** Start of SOURCE DATA **
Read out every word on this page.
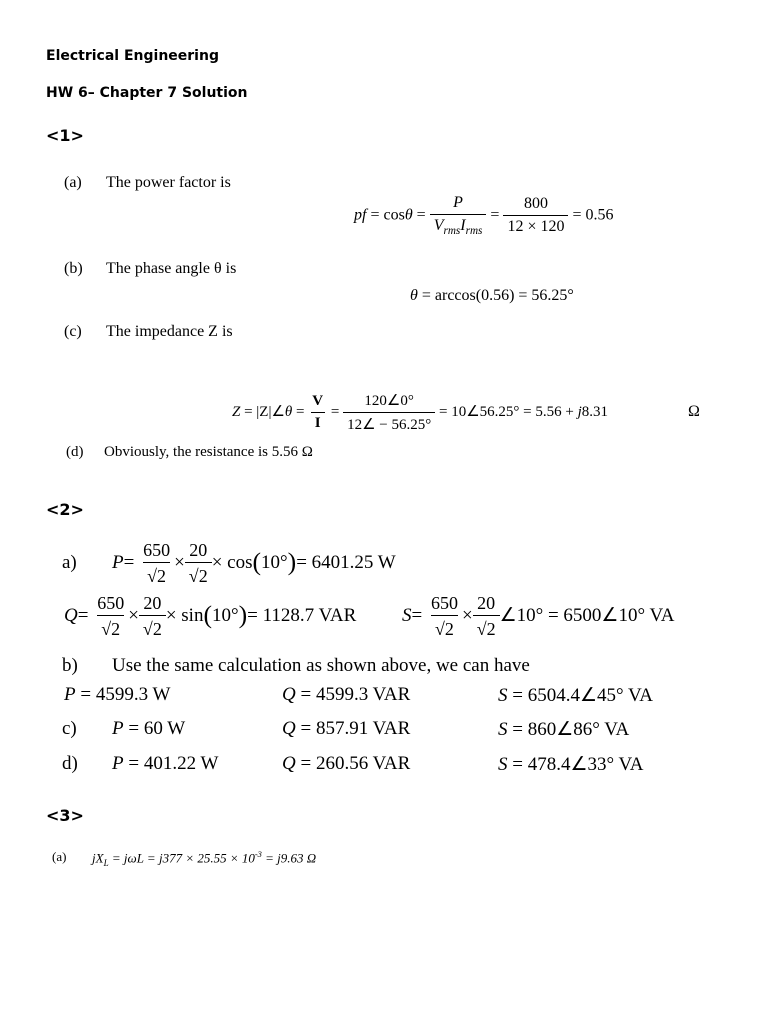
Electrical Engineering
HW 6– Chapter 7 Solution
<1>
(a) The power factor is
pf = $\cos\theta = \frac{P}{V_{rms}I_{rms}} = \frac{800}{12 \times 120} = 0.56$
(b) The phase angle θ is
θ = arccos(0.56) = 56.25°
(c) The impedance Z is
Z = |Z|∠θ = $\frac{V}{I} = \frac{120\angle 0^\circ}{12\angle - 56.25^\circ}$ = 10∠56.25° = 5.56 + j8.31	Ω
(d) Obviously, the resistance is 5.56 Ω
<2>
a) $P= \frac{650}{√2} \times \frac{20}{√2} \times \cos(10^\circ)= 6401.25$ W
$Q= \frac{650}{√2} \times \frac{20}{√2} \times \sin(10^\circ)= 1128.7$ VAR $S= \frac{650}{√2} \times \frac{20}{√2}$ ∠10° = 6500∠10° VA
b) Use the same calculation as shown above, we can have
P = 4599.3 W	Q = 4599.3 VAR	S = 6504.4∠45° VA
c) P = 60 W	Q = 857.91 VAR	S = 860∠86° VA
d) P = 401.22 W	Q = 260.56 VAR	S = 478.4∠33° VA
<3>
(a) $jX_L = j\omega L = j377 \times 25.55 \times 10^{-3} = j9.63$ Ω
** End of SOURCE DATA **
- _WHAT TO PRODUCE_
Quote all of the entries word for word, omitting any pictures.

- _THE SOLUTION_
Read out every word on this page.
Electrical Engineering
HW 6– Chapter 7 Solution
<1>
(a) The power factor is
pf = $\cos\theta = \frac{P}{V_{rms}I_{rms}} = \frac{800}{12 \times 120} = 0.56$
(b) The phase angle θ is
θ = arccos(0.56) = 56.25°
(c) The impedance Z is
Z = |Z|∠θ = $\frac{V}{I} = \frac{120\angle 0^\circ}{12\angle - 56.25^\circ}$ = 10∠56.25° = 5.56 + j8.31	Ω
(d) Obviously, the resistance is 5.56 Ω
<2>
a) $P= \frac{650}{√2} \times \frac{20}{√2} \times \cos(10^\circ)= 6401.25$ W
$Q= \frac{650}{√2} \times \frac{20}{√2} \times \sin(10^\circ)= 1128.7$ VAR $S= \frac{650}{√2} \times \frac{20}{√2}$ ∠10° = 6500∠10° VA
b) Use the same calculation as shown above, we can have
P = 4599.3 W	Q = 4599.3 VAR	S = 6504.4∠45° VA
c) P = 60 W	Q = 857.91 VAR	S = 860∠86° VA
d) P = 401.22 W	Q = 260.56 VAR	S = 478.4∠33° VA
<3>
(a) $jX_L = j\omega L = j377 \times 25.55 \times 10^{-3} = j9.63$ Ω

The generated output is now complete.